### Exercise goal
Each line containing the word "color" must be reported.

### Data for the task
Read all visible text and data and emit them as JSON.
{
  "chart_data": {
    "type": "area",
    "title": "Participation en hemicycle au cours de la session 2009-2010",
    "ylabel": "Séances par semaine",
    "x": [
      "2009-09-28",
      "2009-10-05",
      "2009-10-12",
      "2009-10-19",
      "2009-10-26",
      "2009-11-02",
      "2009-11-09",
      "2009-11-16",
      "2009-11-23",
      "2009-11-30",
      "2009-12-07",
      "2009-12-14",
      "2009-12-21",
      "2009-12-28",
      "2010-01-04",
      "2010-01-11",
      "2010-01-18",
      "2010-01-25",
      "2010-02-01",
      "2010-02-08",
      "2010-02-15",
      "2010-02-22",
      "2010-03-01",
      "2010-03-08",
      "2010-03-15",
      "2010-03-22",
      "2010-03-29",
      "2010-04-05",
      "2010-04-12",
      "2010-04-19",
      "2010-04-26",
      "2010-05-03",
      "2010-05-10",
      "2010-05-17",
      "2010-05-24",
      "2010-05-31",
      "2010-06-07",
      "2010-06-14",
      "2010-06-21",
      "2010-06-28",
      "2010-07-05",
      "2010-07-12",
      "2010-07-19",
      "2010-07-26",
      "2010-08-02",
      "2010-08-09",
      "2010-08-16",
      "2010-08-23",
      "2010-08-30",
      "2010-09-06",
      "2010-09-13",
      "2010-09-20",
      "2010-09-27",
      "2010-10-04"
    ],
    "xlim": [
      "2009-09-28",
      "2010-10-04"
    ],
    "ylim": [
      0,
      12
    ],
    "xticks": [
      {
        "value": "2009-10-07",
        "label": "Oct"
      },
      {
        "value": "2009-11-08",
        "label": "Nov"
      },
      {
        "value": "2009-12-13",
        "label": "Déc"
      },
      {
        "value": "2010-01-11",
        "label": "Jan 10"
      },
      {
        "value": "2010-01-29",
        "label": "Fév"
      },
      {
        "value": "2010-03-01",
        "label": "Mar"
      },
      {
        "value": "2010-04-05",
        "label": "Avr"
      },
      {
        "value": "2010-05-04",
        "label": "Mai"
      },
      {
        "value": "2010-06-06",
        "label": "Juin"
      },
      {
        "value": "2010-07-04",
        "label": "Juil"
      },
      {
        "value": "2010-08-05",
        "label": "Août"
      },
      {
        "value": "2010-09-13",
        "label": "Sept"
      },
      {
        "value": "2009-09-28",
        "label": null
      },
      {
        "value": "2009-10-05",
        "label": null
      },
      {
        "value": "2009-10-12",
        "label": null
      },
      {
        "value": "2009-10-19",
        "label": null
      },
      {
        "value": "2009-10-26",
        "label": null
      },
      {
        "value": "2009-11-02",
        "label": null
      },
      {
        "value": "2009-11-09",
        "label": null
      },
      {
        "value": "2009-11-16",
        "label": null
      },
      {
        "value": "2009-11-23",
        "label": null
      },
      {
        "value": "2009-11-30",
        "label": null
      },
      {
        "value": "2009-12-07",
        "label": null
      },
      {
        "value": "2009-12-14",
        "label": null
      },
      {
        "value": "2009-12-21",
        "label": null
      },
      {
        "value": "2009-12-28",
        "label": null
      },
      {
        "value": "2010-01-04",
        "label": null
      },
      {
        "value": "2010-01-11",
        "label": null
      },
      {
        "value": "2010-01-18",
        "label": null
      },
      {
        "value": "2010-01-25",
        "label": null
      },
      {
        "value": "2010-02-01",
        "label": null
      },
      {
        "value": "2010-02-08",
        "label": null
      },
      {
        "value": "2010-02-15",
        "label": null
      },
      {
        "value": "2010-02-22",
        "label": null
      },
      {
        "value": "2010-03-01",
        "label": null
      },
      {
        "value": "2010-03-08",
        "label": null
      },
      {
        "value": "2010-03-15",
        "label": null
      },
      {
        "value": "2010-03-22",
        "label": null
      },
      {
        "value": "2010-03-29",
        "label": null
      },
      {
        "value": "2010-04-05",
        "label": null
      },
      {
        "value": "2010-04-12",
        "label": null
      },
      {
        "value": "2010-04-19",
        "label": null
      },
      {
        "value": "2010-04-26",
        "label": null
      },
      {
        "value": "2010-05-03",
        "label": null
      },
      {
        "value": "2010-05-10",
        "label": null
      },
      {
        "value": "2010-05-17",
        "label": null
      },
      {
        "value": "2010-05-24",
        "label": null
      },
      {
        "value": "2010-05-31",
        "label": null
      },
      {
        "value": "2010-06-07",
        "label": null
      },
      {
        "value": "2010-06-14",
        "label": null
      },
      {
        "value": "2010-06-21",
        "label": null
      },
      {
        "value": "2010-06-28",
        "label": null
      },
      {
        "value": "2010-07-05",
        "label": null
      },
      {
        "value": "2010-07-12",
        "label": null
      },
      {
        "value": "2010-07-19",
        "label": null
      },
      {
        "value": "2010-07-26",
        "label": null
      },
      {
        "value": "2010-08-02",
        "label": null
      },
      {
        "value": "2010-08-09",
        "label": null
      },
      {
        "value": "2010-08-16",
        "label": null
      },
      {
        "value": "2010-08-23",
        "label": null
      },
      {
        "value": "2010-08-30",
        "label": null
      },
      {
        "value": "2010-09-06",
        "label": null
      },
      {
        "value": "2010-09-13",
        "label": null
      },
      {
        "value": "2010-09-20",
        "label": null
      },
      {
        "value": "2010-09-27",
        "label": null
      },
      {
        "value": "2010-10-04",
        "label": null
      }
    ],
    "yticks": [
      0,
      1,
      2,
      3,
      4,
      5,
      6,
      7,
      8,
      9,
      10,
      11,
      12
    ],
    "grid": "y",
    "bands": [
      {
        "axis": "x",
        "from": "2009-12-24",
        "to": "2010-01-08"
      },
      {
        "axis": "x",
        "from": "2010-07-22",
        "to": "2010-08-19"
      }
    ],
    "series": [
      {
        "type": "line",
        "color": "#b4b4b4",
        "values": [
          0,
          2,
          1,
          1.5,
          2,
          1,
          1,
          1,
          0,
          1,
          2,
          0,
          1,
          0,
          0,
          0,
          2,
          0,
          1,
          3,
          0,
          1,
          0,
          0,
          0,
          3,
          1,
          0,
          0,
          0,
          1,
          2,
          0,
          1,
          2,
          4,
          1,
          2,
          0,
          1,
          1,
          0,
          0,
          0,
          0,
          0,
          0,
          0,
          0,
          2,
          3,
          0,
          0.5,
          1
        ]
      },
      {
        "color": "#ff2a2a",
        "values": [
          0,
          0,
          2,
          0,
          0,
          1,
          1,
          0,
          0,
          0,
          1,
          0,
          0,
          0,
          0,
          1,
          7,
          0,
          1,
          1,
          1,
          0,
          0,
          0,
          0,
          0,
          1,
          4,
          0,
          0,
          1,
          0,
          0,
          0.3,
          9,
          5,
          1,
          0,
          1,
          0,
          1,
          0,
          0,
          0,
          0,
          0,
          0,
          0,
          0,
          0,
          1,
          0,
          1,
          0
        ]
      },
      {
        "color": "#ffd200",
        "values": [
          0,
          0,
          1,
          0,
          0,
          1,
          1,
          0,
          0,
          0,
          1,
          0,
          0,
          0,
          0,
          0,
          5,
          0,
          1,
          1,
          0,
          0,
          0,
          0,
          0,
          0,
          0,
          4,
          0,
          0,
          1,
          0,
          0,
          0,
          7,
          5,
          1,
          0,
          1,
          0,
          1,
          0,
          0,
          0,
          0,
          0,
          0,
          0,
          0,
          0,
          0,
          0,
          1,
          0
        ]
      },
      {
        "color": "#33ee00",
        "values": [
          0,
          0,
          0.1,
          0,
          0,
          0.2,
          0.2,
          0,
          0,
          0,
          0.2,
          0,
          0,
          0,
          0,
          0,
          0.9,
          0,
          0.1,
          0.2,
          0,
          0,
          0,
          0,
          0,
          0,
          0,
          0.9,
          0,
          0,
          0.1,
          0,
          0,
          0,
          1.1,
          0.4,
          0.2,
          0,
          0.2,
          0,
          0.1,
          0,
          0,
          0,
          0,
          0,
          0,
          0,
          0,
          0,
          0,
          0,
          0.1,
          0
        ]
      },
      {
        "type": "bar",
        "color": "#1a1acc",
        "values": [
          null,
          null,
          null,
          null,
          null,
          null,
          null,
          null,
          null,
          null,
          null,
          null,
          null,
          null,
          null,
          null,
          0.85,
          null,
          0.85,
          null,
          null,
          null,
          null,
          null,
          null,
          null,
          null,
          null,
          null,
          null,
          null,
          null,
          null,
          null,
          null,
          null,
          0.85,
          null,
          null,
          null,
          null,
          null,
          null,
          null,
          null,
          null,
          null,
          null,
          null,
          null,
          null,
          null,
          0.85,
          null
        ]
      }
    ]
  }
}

### Task output
        "color": "#b4b4b4",
        "color": "#ff2a2a",
        "color": "#ffd200",
        "color": "#33ee00",
        "color": "#1a1acc",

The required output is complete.